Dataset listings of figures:
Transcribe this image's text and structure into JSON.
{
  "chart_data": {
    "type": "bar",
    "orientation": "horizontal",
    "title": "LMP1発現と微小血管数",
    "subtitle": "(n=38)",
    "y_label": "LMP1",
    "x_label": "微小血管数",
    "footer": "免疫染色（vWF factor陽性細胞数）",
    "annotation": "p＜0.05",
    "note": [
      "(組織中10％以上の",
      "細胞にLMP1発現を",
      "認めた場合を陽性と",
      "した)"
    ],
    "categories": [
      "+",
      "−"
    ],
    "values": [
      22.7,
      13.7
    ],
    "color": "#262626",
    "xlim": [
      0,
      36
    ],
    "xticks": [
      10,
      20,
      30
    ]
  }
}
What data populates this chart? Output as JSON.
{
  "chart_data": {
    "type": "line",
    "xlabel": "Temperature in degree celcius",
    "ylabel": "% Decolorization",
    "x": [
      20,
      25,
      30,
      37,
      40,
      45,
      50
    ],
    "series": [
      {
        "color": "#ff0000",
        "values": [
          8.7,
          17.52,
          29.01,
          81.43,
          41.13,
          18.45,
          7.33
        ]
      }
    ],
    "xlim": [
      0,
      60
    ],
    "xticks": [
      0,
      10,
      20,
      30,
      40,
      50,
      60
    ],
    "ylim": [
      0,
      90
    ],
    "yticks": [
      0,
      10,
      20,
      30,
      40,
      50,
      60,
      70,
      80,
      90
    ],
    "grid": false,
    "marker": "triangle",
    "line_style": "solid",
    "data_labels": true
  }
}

**INSTRUCTIONS FOR THE TASK**
Exactly and exclusively, repeat the lines from the line that contains "What data populates" through the end of the records, both ends included.

**FINAL RESULT**
What data populates this chart? Output as JSON.
{
  "chart_data": {
    "type": "line",
    "xlabel": "Temperature in degree celcius",
    "ylabel": "% Decolorization",
    "x": [
      20,
      25,
      30,
      37,
      40,
      45,
      50
    ],
    "series": [
      {
        "color": "#ff0000",
        "values": [
          8.7,
          17.52,
          29.01,
          81.43,
          41.13,
          18.45,
          7.33
        ]
      }
    ],
    "xlim": [
      0,
      60
    ],
    "xticks": [
      0,
      10,
      20,
      30,
      40,
      50,
      60
    ],
    "ylim": [
      0,
      90
    ],
    "yticks": [
      0,
      10,
      20,
      30,
      40,
      50,
      60,
      70,
      80,
      90
    ],
    "grid": false,
    "marker": "triangle",
    "line_style": "solid",
    "data_labels": true
  }
}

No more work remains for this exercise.